■ WHAT IS NEEDED
Give a verbatim copy of the lines below, minus the pictures.

# # # #

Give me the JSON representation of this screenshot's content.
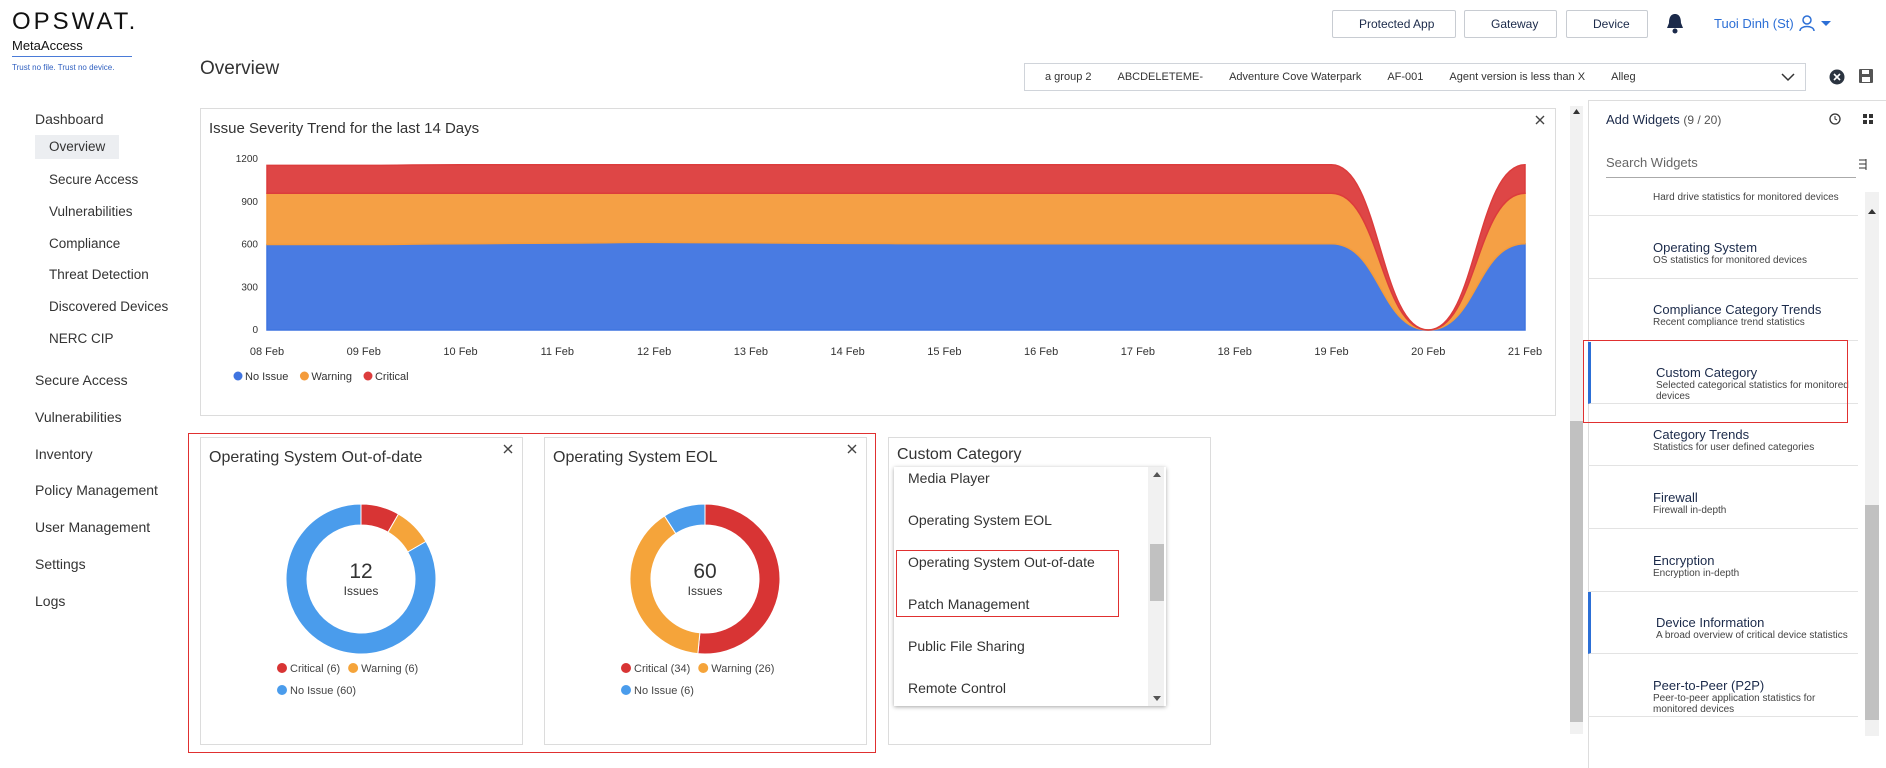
{
  "logo": {
    "brand": "OPSWAT.",
    "product": "MetaAccess",
    "tagline": "Trust no file. Trust no device."
  },
  "header": {
    "buttons": [
      "Protected App",
      "Gateway",
      "Device"
    ],
    "user": "Tuoi Dinh (St)"
  },
  "nav": {
    "dashboard": "Dashboard",
    "dashboard_items": [
      "Overview",
      "Secure Access",
      "Vulnerabilities",
      "Compliance",
      "Threat Detection",
      "Discovered Devices",
      "NERC CIP"
    ],
    "items": [
      "Secure Access",
      "Vulnerabilities",
      "Inventory",
      "Policy Management",
      "User Management",
      "Settings",
      "Logs"
    ]
  },
  "page_title": "Overview",
  "filters": [
    "a group 2",
    "ABCDELETEME-",
    "Adventure Cove Waterpark",
    "AF-001",
    "Agent version is less than X",
    "Alleg"
  ],
  "chart_data": [
    {
      "type": "area",
      "title": "Issue Severity Trend for the last 14 Days",
      "categories": [
        "08 Feb",
        "09 Feb",
        "10 Feb",
        "11 Feb",
        "12 Feb",
        "13 Feb",
        "14 Feb",
        "15 Feb",
        "16 Feb",
        "17 Feb",
        "18 Feb",
        "19 Feb",
        "20 Feb",
        "21 Feb"
      ],
      "series": [
        {
          "name": "No Issue",
          "color": "#3f74e0",
          "values": [
            600,
            600,
            605,
            610,
            615,
            612,
            608,
            605,
            605,
            605,
            605,
            605,
            0,
            605
          ]
        },
        {
          "name": "Warning",
          "color": "#f49b3b",
          "values": [
            360,
            360,
            355,
            350,
            345,
            348,
            352,
            355,
            355,
            355,
            355,
            355,
            0,
            355
          ]
        },
        {
          "name": "Critical",
          "color": "#dc3c3c",
          "values": [
            195,
            195,
            200,
            200,
            200,
            200,
            200,
            200,
            200,
            200,
            200,
            200,
            0,
            200
          ]
        }
      ],
      "stacked": true,
      "ylim": [
        0,
        1200
      ],
      "yticks": [
        0,
        300,
        600,
        900,
        1200
      ],
      "legend": "bottom-left"
    },
    {
      "type": "donut",
      "title": "Operating System Out-of-date",
      "values": [
        6,
        6,
        60
      ],
      "value_labels": [
        "Critical (6)",
        "Warning (6)",
        "No Issue (60)"
      ],
      "colors": [
        "#d83434",
        "#f5a43a",
        "#4a9cec"
      ],
      "center_value": 12,
      "center_label": "Issues"
    },
    {
      "type": "donut",
      "title": "Operating System EOL",
      "values": [
        34,
        26,
        6
      ],
      "value_labels": [
        "Critical (34)",
        "Warning (26)",
        "No Issue (6)"
      ],
      "colors": [
        "#d83434",
        "#f5a43a",
        "#4a9cec"
      ],
      "center_value": 60,
      "center_label": "Issues"
    }
  ],
  "custom_category": {
    "title": "Custom Category",
    "items": [
      "Media Player",
      "Operating System EOL",
      "Operating System Out-of-date",
      "Patch Management",
      "Public File Sharing",
      "Remote Control"
    ]
  },
  "widgets_panel": {
    "title": "Add Widgets",
    "count": "(9 / 20)",
    "search_placeholder": "Search Widgets",
    "widgets": [
      {
        "description": "Hard drive statistics for monitored devices"
      },
      {
        "name": "Operating System",
        "description": "OS statistics for monitored devices"
      },
      {
        "name": "Compliance Category Trends",
        "description": "Recent compliance trend statistics"
      },
      {
        "name": "Custom Category",
        "description": "Selected categorical statistics for monitored devices"
      },
      {
        "name": "Category Trends",
        "description": "Statistics for user defined categories"
      },
      {
        "name": "Firewall",
        "description": "Firewall in-depth"
      },
      {
        "name": "Encryption",
        "description": "Encryption in-depth"
      },
      {
        "name": "Device Information",
        "description": "A broad overview of critical device statistics"
      },
      {
        "name": "Peer-to-Peer (P2P)",
        "description": "Peer-to-peer application statistics for monitored devices"
      }
    ]
  }
}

# # # #

■ CORRECT OUTPUT
Give me the JSON representation of this screenshot's content.
{
  "logo": {
    "brand": "OPSWAT.",
    "product": "MetaAccess",
    "tagline": "Trust no file. Trust no device."
  },
  "header": {
    "buttons": [
      "Protected App",
      "Gateway",
      "Device"
    ],
    "user": "Tuoi Dinh (St)"
  },
  "nav": {
    "dashboard": "Dashboard",
    "dashboard_items": [
      "Overview",
      "Secure Access",
      "Vulnerabilities",
      "Compliance",
      "Threat Detection",
      "Discovered Devices",
      "NERC CIP"
    ],
    "items": [
      "Secure Access",
      "Vulnerabilities",
      "Inventory",
      "Policy Management",
      "User Management",
      "Settings",
      "Logs"
    ]
  },
  "page_title": "Overview",
  "filters": [
    "a group 2",
    "ABCDELETEME-",
    "Adventure Cove Waterpark",
    "AF-001",
    "Agent version is less than X",
    "Alleg"
  ],
  "chart_data": [
    {
      "type": "area",
      "title": "Issue Severity Trend for the last 14 Days",
      "categories": [
        "08 Feb",
        "09 Feb",
        "10 Feb",
        "11 Feb",
        "12 Feb",
        "13 Feb",
        "14 Feb",
        "15 Feb",
        "16 Feb",
        "17 Feb",
        "18 Feb",
        "19 Feb",
        "20 Feb",
        "21 Feb"
      ],
      "series": [
        {
          "name": "No Issue",
          "color": "#3f74e0",
          "values": [
            600,
            600,
            605,
            610,
            615,
            612,
            608,
            605,
            605,
            605,
            605,
            605,
            0,
            605
          ]
        },
        {
          "name": "Warning",
          "color": "#f49b3b",
          "values": [
            360,
            360,
            355,
            350,
            345,
            348,
            352,
            355,
            355,
            355,
            355,
            355,
            0,
            355
          ]
        },
        {
          "name": "Critical",
          "color": "#dc3c3c",
          "values": [
            195,
            195,
            200,
            200,
            200,
            200,
            200,
            200,
            200,
            200,
            200,
            200,
            0,
            200
          ]
        }
      ],
      "stacked": true,
      "ylim": [
        0,
        1200
      ],
      "yticks": [
        0,
        300,
        600,
        900,
        1200
      ],
      "legend": "bottom-left"
    },
    {
      "type": "donut",
      "title": "Operating System Out-of-date",
      "values": [
        6,
        6,
        60
      ],
      "value_labels": [
        "Critical (6)",
        "Warning (6)",
        "No Issue (60)"
      ],
      "colors": [
        "#d83434",
        "#f5a43a",
        "#4a9cec"
      ],
      "center_value": 12,
      "center_label": "Issues"
    },
    {
      "type": "donut",
      "title": "Operating System EOL",
      "values": [
        34,
        26,
        6
      ],
      "value_labels": [
        "Critical (34)",
        "Warning (26)",
        "No Issue (6)"
      ],
      "colors": [
        "#d83434",
        "#f5a43a",
        "#4a9cec"
      ],
      "center_value": 60,
      "center_label": "Issues"
    }
  ],
  "custom_category": {
    "title": "Custom Category",
    "items": [
      "Media Player",
      "Operating System EOL",
      "Operating System Out-of-date",
      "Patch Management",
      "Public File Sharing",
      "Remote Control"
    ]
  },
  "widgets_panel": {
    "title": "Add Widgets",
    "count": "(9 / 20)",
    "search_placeholder": "Search Widgets",
    "widgets": [
      {
        "description": "Hard drive statistics for monitored devices"
      },
      {
        "name": "Operating System",
        "description": "OS statistics for monitored devices"
      },
      {
        "name": "Compliance Category Trends",
        "description": "Recent compliance trend statistics"
      },
      {
        "name": "Custom Category",
        "description": "Selected categorical statistics for monitored devices"
      },
      {
        "name": "Category Trends",
        "description": "Statistics for user defined categories"
      },
      {
        "name": "Firewall",
        "description": "Firewall in-depth"
      },
      {
        "name": "Encryption",
        "description": "Encryption in-depth"
      },
      {
        "name": "Device Information",
        "description": "A broad overview of critical device statistics"
      },
      {
        "name": "Peer-to-Peer (P2P)",
        "description": "Peer-to-peer application statistics for monitored devices"
      }
    ]
  }
}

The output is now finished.